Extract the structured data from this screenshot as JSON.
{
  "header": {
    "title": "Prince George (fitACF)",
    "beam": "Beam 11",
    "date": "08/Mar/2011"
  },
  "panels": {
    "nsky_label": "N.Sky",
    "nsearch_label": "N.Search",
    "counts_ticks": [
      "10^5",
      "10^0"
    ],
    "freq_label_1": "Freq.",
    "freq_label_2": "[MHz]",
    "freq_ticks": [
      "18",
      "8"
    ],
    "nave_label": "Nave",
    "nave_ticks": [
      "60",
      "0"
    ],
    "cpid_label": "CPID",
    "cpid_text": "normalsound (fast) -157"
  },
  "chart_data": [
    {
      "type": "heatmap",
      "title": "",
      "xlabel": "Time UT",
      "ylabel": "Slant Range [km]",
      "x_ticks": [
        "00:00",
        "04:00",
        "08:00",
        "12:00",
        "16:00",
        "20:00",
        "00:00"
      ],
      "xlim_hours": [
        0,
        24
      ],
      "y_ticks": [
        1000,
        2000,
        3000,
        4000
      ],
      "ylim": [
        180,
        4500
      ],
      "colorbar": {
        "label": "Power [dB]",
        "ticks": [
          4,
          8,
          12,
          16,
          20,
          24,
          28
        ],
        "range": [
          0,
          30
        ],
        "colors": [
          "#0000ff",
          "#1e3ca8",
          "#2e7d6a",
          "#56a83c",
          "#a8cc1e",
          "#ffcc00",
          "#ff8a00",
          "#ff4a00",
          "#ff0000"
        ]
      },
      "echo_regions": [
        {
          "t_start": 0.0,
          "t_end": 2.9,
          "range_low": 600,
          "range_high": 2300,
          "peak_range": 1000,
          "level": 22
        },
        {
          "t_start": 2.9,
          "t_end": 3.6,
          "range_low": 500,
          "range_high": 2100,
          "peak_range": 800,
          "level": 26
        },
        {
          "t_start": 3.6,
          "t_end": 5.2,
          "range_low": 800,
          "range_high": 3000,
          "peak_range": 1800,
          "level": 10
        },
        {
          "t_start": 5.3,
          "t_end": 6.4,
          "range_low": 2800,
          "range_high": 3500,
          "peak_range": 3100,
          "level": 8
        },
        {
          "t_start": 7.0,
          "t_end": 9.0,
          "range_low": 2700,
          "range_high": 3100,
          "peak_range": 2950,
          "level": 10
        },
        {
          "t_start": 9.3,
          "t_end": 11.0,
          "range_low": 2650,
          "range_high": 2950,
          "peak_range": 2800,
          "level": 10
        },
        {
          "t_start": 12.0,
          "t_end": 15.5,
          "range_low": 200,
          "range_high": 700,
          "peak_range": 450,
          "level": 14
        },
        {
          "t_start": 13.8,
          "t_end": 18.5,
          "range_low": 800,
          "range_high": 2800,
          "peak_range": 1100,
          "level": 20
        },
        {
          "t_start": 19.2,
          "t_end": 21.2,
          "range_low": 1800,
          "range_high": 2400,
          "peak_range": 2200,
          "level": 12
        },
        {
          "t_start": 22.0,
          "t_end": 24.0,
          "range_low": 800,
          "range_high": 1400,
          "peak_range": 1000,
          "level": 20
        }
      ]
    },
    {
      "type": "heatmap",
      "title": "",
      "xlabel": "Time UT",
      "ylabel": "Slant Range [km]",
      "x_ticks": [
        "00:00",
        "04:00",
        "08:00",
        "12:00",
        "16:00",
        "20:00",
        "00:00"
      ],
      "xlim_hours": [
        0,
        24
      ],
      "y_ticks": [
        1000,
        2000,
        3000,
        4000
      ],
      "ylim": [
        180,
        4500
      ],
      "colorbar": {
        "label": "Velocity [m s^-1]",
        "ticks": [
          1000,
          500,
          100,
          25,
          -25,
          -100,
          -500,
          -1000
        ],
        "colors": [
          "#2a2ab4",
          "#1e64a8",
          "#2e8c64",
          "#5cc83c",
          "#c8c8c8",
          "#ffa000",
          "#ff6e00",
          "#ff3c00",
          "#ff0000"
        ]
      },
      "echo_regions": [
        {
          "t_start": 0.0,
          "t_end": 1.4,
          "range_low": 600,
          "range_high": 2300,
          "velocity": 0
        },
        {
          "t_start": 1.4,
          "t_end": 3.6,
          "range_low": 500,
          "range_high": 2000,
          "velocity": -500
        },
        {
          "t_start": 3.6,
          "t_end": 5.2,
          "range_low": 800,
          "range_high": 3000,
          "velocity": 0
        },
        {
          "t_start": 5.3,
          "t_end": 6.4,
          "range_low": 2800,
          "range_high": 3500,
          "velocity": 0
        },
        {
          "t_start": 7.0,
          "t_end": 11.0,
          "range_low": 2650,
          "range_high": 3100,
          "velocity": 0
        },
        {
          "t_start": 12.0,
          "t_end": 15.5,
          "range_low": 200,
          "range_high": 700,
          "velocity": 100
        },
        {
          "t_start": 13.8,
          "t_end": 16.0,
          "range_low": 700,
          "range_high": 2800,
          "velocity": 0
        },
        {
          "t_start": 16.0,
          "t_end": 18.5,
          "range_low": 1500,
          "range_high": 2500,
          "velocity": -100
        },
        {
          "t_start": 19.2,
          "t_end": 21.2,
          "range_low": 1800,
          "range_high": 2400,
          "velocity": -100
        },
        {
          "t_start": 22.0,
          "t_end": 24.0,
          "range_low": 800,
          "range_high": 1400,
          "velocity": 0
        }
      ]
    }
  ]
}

THE EXERCISE: Write out every entry again exactly, please, with nothing missing.

THE REPLY:
Extract the structured data from this screenshot as JSON.
{
  "header": {
    "title": "Prince George (fitACF)",
    "beam": "Beam 11",
    "date": "08/Mar/2011"
  },
  "panels": {
    "nsky_label": "N.Sky",
    "nsearch_label": "N.Search",
    "counts_ticks": [
      "10^5",
      "10^0"
    ],
    "freq_label_1": "Freq.",
    "freq_label_2": "[MHz]",
    "freq_ticks": [
      "18",
      "8"
    ],
    "nave_label": "Nave",
    "nave_ticks": [
      "60",
      "0"
    ],
    "cpid_label": "CPID",
    "cpid_text": "normalsound (fast) -157"
  },
  "chart_data": [
    {
      "type": "heatmap",
      "title": "",
      "xlabel": "Time UT",
      "ylabel": "Slant Range [km]",
      "x_ticks": [
        "00:00",
        "04:00",
        "08:00",
        "12:00",
        "16:00",
        "20:00",
        "00:00"
      ],
      "xlim_hours": [
        0,
        24
      ],
      "y_ticks": [
        1000,
        2000,
        3000,
        4000
      ],
      "ylim": [
        180,
        4500
      ],
      "colorbar": {
        "label": "Power [dB]",
        "ticks": [
          4,
          8,
          12,
          16,
          20,
          24,
          28
        ],
        "range": [
          0,
          30
        ],
        "colors": [
          "#0000ff",
          "#1e3ca8",
          "#2e7d6a",
          "#56a83c",
          "#a8cc1e",
          "#ffcc00",
          "#ff8a00",
          "#ff4a00",
          "#ff0000"
        ]
      },
      "echo_regions": [
        {
          "t_start": 0.0,
          "t_end": 2.9,
          "range_low": 600,
          "range_high": 2300,
          "peak_range": 1000,
          "level": 22
        },
        {
          "t_start": 2.9,
          "t_end": 3.6,
          "range_low": 500,
          "range_high": 2100,
          "peak_range": 800,
          "level": 26
        },
        {
          "t_start": 3.6,
          "t_end": 5.2,
          "range_low": 800,
          "range_high": 3000,
          "peak_range": 1800,
          "level": 10
        },
        {
          "t_start": 5.3,
          "t_end": 6.4,
          "range_low": 2800,
          "range_high": 3500,
          "peak_range": 3100,
          "level": 8
        },
        {
          "t_start": 7.0,
          "t_end": 9.0,
          "range_low": 2700,
          "range_high": 3100,
          "peak_range": 2950,
          "level": 10
        },
        {
          "t_start": 9.3,
          "t_end": 11.0,
          "range_low": 2650,
          "range_high": 2950,
          "peak_range": 2800,
          "level": 10
        },
        {
          "t_start": 12.0,
          "t_end": 15.5,
          "range_low": 200,
          "range_high": 700,
          "peak_range": 450,
          "level": 14
        },
        {
          "t_start": 13.8,
          "t_end": 18.5,
          "range_low": 800,
          "range_high": 2800,
          "peak_range": 1100,
          "level": 20
        },
        {
          "t_start": 19.2,
          "t_end": 21.2,
          "range_low": 1800,
          "range_high": 2400,
          "peak_range": 2200,
          "level": 12
        },
        {
          "t_start": 22.0,
          "t_end": 24.0,
          "range_low": 800,
          "range_high": 1400,
          "peak_range": 1000,
          "level": 20
        }
      ]
    },
    {
      "type": "heatmap",
      "title": "",
      "xlabel": "Time UT",
      "ylabel": "Slant Range [km]",
      "x_ticks": [
        "00:00",
        "04:00",
        "08:00",
        "12:00",
        "16:00",
        "20:00",
        "00:00"
      ],
      "xlim_hours": [
        0,
        24
      ],
      "y_ticks": [
        1000,
        2000,
        3000,
        4000
      ],
      "ylim": [
        180,
        4500
      ],
      "colorbar": {
        "label": "Velocity [m s^-1]",
        "ticks": [
          1000,
          500,
          100,
          25,
          -25,
          -100,
          -500,
          -1000
        ],
        "colors": [
          "#2a2ab4",
          "#1e64a8",
          "#2e8c64",
          "#5cc83c",
          "#c8c8c8",
          "#ffa000",
          "#ff6e00",
          "#ff3c00",
          "#ff0000"
        ]
      },
      "echo_regions": [
        {
          "t_start": 0.0,
          "t_end": 1.4,
          "range_low": 600,
          "range_high": 2300,
          "velocity": 0
        },
        {
          "t_start": 1.4,
          "t_end": 3.6,
          "range_low": 500,
          "range_high": 2000,
          "velocity": -500
        },
        {
          "t_start": 3.6,
          "t_end": 5.2,
          "range_low": 800,
          "range_high": 3000,
          "velocity": 0
        },
        {
          "t_start": 5.3,
          "t_end": 6.4,
          "range_low": 2800,
          "range_high": 3500,
          "velocity": 0
        },
        {
          "t_start": 7.0,
          "t_end": 11.0,
          "range_low": 2650,
          "range_high": 3100,
          "velocity": 0
        },
        {
          "t_start": 12.0,
          "t_end": 15.5,
          "range_low": 200,
          "range_high": 700,
          "velocity": 100
        },
        {
          "t_start": 13.8,
          "t_end": 16.0,
          "range_low": 700,
          "range_high": 2800,
          "velocity": 0
        },
        {
          "t_start": 16.0,
          "t_end": 18.5,
          "range_low": 1500,
          "range_high": 2500,
          "velocity": -100
        },
        {
          "t_start": 19.2,
          "t_end": 21.2,
          "range_low": 1800,
          "range_high": 2400,
          "velocity": -100
        },
        {
          "t_start": 22.0,
          "t_end": 24.0,
          "range_low": 800,
          "range_high": 1400,
          "velocity": 0
        }
      ]
    }
  ]
}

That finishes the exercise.